The problem: Can you retype every record below exactly as written?

Dataset extract:
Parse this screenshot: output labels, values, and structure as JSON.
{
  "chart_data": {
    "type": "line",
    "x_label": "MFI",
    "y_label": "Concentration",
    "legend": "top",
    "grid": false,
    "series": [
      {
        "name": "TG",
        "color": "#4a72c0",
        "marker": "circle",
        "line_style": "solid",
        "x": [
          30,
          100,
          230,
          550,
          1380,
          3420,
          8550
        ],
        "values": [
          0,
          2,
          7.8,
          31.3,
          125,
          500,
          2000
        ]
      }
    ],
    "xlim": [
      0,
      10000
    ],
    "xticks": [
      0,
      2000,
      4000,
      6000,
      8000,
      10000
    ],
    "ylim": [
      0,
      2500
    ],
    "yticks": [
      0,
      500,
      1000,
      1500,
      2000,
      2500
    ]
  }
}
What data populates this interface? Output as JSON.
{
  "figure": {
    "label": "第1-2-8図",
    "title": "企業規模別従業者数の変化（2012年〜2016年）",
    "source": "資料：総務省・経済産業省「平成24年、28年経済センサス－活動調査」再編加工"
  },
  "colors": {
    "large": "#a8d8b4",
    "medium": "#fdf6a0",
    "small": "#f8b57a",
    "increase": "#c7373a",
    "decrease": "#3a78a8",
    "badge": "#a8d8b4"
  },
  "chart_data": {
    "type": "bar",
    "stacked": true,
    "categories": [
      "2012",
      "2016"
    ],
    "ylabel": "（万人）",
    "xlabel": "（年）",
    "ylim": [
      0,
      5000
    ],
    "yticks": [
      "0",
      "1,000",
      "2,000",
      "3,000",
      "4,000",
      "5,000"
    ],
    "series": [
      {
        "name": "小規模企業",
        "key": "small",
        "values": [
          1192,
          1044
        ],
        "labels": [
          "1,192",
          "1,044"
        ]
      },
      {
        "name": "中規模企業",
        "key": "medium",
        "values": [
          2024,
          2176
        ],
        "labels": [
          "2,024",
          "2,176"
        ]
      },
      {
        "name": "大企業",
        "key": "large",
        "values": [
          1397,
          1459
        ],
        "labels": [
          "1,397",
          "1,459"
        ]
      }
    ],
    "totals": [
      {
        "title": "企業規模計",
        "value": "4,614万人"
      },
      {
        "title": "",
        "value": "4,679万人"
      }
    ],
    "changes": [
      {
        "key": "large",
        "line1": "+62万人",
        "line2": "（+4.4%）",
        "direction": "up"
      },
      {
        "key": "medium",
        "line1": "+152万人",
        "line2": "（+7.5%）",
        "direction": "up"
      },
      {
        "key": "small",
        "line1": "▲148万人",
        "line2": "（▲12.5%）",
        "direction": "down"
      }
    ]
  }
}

Reply to the task:
Parse this screenshot: output labels, values, and structure as JSON.
{
  "chart_data": {
    "type": "line",
    "x_label": "MFI",
    "y_label": "Concentration",
    "legend": "top",
    "grid": false,
    "series": [
      {
        "name": "TG",
        "color": "#4a72c0",
        "marker": "circle",
        "line_style": "solid",
        "x": [
          30,
          100,
          230,
          550,
          1380,
          3420,
          8550
        ],
        "values": [
          0,
          2,
          7.8,
          31.3,
          125,
          500,
          2000
        ]
      }
    ],
    "xlim": [
      0,
      10000
    ],
    "xticks": [
      0,
      2000,
      4000,
      6000,
      8000,
      10000
    ],
    "ylim": [
      0,
      2500
    ],
    "yticks": [
      0,
      500,
      1000,
      1500,
      2000,
      2500
    ]
  }
}
What data populates this interface? Output as JSON.
{
  "figure": {
    "label": "第1-2-8図",
    "title": "企業規模別従業者数の変化（2012年〜2016年）",
    "source": "資料：総務省・経済産業省「平成24年、28年経済センサス－活動調査」再編加工"
  },
  "colors": {
    "large": "#a8d8b4",
    "medium": "#fdf6a0",
    "small": "#f8b57a",
    "increase": "#c7373a",
    "decrease": "#3a78a8",
    "badge": "#a8d8b4"
  },
  "chart_data": {
    "type": "bar",
    "stacked": true,
    "categories": [
      "2012",
      "2016"
    ],
    "ylabel": "（万人）",
    "xlabel": "（年）",
    "ylim": [
      0,
      5000
    ],
    "yticks": [
      "0",
      "1,000",
      "2,000",
      "3,000",
      "4,000",
      "5,000"
    ],
    "series": [
      {
        "name": "小規模企業",
        "key": "small",
        "values": [
          1192,
          1044
        ],
        "labels": [
          "1,192",
          "1,044"
        ]
      },
      {
        "name": "中規模企業",
        "key": "medium",
        "values": [
          2024,
          2176
        ],
        "labels": [
          "2,024",
          "2,176"
        ]
      },
      {
        "name": "大企業",
        "key": "large",
        "values": [
          1397,
          1459
        ],
        "labels": [
          "1,397",
          "1,459"
        ]
      }
    ],
    "totals": [
      {
        "title": "企業規模計",
        "value": "4,614万人"
      },
      {
        "title": "",
        "value": "4,679万人"
      }
    ],
    "changes": [
      {
        "key": "large",
        "line1": "+62万人",
        "line2": "（+4.4%）",
        "direction": "up"
      },
      {
        "key": "medium",
        "line1": "+152万人",
        "line2": "（+7.5%）",
        "direction": "up"
      },
      {
        "key": "small",
        "line1": "▲148万人",
        "line2": "（▲12.5%）",
        "direction": "down"
      }
    ]
  }
}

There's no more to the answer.